Saved data entries:
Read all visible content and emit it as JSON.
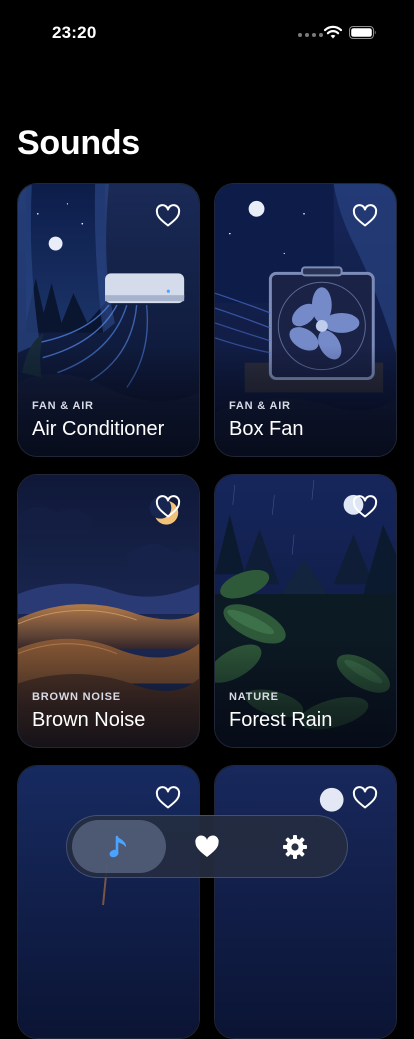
{
  "status_bar": {
    "time": "23:20"
  },
  "header": {
    "title": "Sounds"
  },
  "cards": [
    {
      "category": "FAN & AIR",
      "name": "Air Conditioner"
    },
    {
      "category": "FAN & AIR",
      "name": "Box Fan"
    },
    {
      "category": "BROWN NOISE",
      "name": "Brown Noise"
    },
    {
      "category": "NATURE",
      "name": "Forest Rain"
    },
    {
      "category": "",
      "name": ""
    },
    {
      "category": "",
      "name": ""
    }
  ],
  "tab_bar": {
    "tabs": [
      {
        "icon": "music-note-icon",
        "selected": true
      },
      {
        "icon": "heart-icon",
        "selected": false
      },
      {
        "icon": "gear-icon",
        "selected": false
      }
    ],
    "accent": "#4aa3ff"
  },
  "colors": {
    "background": "#000000",
    "card_border": "#38456a"
  }
}
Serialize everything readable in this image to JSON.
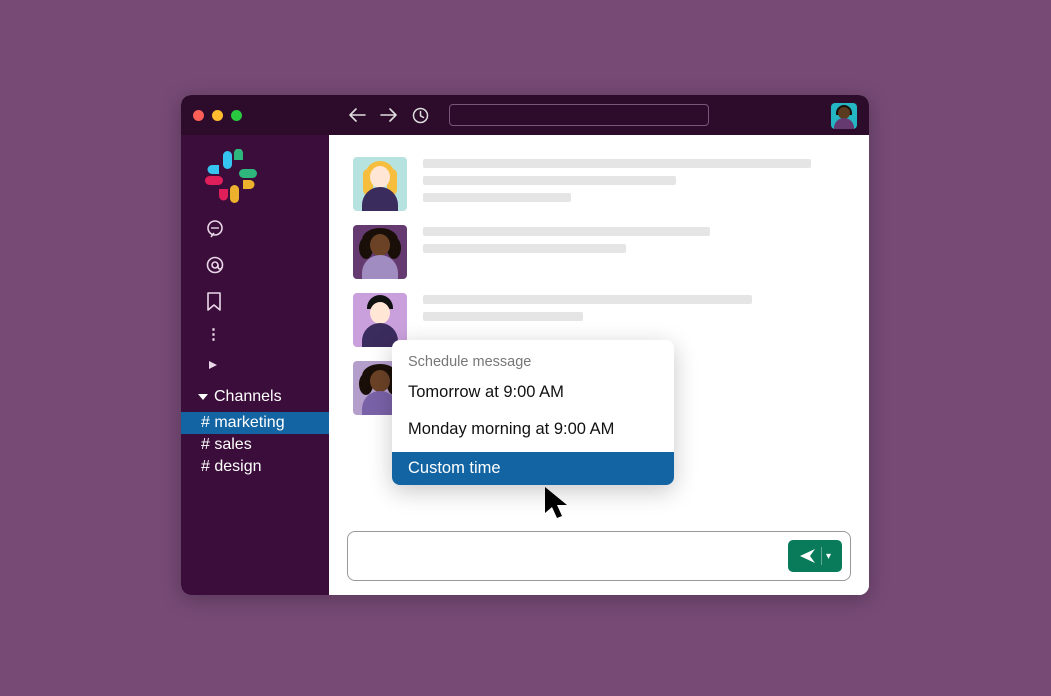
{
  "sidebar": {
    "section_label": "Channels",
    "channels": [
      {
        "label": "# marketing",
        "active": true
      },
      {
        "label": "# sales",
        "active": false
      },
      {
        "label": "# design",
        "active": false
      }
    ]
  },
  "popover": {
    "title": "Schedule message",
    "options": [
      {
        "label": "Tomorrow at 9:00 AM",
        "highlighted": false
      },
      {
        "label": "Monday morning at 9:00 AM",
        "highlighted": false
      },
      {
        "label": "Custom time",
        "highlighted": true
      }
    ]
  }
}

Given task - Locate all lines in the listing above with the word "icon" and copy them.

Result of the exercise -
        "icon": "music-note-icon",
        "icon": "heart-icon",
        "icon": "gear-icon",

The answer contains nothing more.